- EXERCISE GOAL -
Output the material beneath this task exactly, images excluded.
--- start PROVIDED DATA ---
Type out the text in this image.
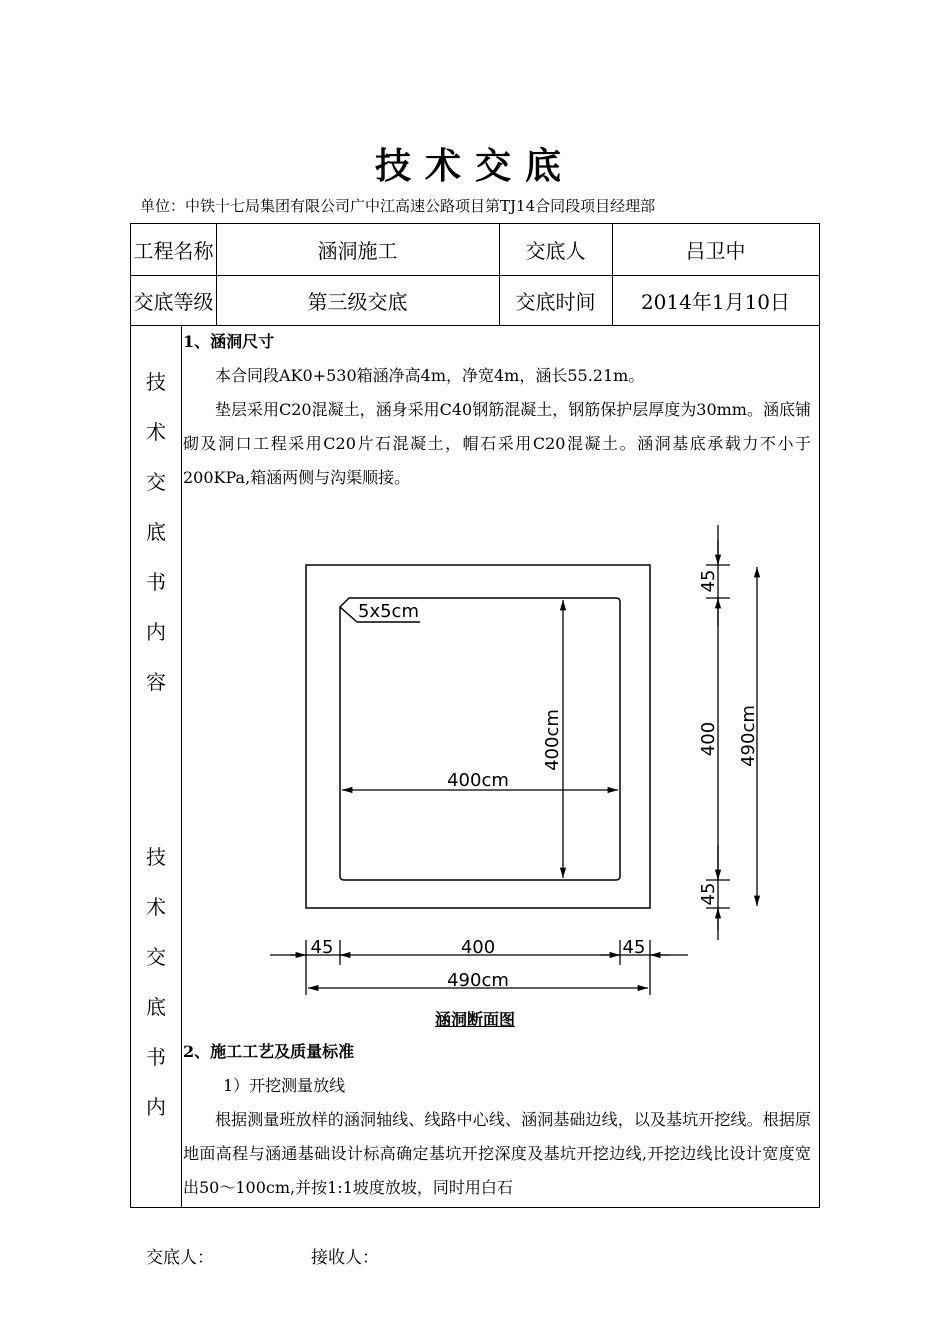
技术交底
单位：中铁十七局集团有限公司广中江高速公路项目第TJ14合同段项目经理部
工程名称	涵洞施工	交底人	吕卫中
交底等级	第三级交底	交底时间	2014年1月10日
技
术
交
底
书
内
容
技
术
交
底
书
内
1、涵洞尺寸
本合同段AK0+530箱涵净高4m，净宽4m，涵长55.21m。
垫层采用C20混凝土，涵身采用C40钢筋混凝土，钢筋保护层厚度为30mm。涵底铺砌及洞口工程采用C20片石混凝土，帽石采用C20混凝土。涵洞基底承载力不小于200KPa,箱涵两侧与沟渠顺接。
2、施工工艺及质量标准
1）开挖测量放线
根据测量班放样的涵洞轴线、线路中心线、涵洞基础边线，以及基坑开挖线。根据原地面高程与涵通基础设计标高确定基坑开挖深度及基坑开挖边线,开挖边线比设计宽度宽出50～100cm,并按1:1坡度放坡，同时用白石
5x5cm
400cm
400cm
45
400
45
490cm
45	400	45
490cm
涵洞断面图
交底人：	接收人：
--- end PROVIDED DATA ---
- EXPECTED ANSWER -
Type out the text in this image.
技术交底
单位：中铁十七局集团有限公司广中江高速公路项目第TJ14合同段项目经理部
工程名称	涵洞施工	交底人	吕卫中
交底等级	第三级交底	交底时间	2014年1月10日
技
术
交
底
书
内
容
技
术
交
底
书
内
1、涵洞尺寸
本合同段AK0+530箱涵净高4m，净宽4m，涵长55.21m。
垫层采用C20混凝土，涵身采用C40钢筋混凝土，钢筋保护层厚度为30mm。涵底铺砌及洞口工程采用C20片石混凝土，帽石采用C20混凝土。涵洞基底承载力不小于200KPa,箱涵两侧与沟渠顺接。
2、施工工艺及质量标准
1）开挖测量放线
根据测量班放样的涵洞轴线、线路中心线、涵洞基础边线，以及基坑开挖线。根据原地面高程与涵通基础设计标高确定基坑开挖深度及基坑开挖边线,开挖边线比设计宽度宽出50～100cm,并按1:1坡度放坡，同时用白石
5x5cm
400cm
400cm
45
400
45
490cm
45	400	45
490cm
涵洞断面图
交底人：	接收人：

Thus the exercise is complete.